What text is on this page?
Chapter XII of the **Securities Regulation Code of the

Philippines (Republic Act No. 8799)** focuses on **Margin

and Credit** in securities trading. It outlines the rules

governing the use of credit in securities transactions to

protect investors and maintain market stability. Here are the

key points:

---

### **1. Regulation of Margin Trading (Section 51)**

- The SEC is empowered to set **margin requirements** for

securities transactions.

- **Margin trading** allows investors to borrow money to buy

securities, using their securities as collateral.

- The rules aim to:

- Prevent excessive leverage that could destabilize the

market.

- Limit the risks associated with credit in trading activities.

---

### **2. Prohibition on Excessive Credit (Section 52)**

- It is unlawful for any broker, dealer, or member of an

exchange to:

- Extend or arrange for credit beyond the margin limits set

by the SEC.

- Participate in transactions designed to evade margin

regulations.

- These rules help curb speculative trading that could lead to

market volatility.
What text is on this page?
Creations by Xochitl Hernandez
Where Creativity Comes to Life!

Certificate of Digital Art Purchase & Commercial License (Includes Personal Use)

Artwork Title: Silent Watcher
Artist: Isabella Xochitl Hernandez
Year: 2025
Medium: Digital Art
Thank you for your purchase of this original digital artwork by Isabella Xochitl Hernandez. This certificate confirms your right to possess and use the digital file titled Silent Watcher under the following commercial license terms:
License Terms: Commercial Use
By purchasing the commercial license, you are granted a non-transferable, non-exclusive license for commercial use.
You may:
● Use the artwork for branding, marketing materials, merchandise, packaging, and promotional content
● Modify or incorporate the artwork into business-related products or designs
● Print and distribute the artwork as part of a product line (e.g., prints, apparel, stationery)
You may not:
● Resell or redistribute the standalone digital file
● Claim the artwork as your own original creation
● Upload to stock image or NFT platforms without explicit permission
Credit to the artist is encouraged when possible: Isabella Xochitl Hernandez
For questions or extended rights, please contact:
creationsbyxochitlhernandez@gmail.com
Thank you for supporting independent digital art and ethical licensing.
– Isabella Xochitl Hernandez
──────────
**WHAT NEEDS TO BE DONE:**
Copy every line in the records above that contains the word "Thank".

**RESPONSE BELOW:**
Thank you for your purchase of this original digital artwork by Isabella Xochitl Hernandez. This certificate confirms your right to possess and use the digital file titled Silent Watcher under the following commercial license terms:
Thank you for supporting independent digital art and ethical licensing.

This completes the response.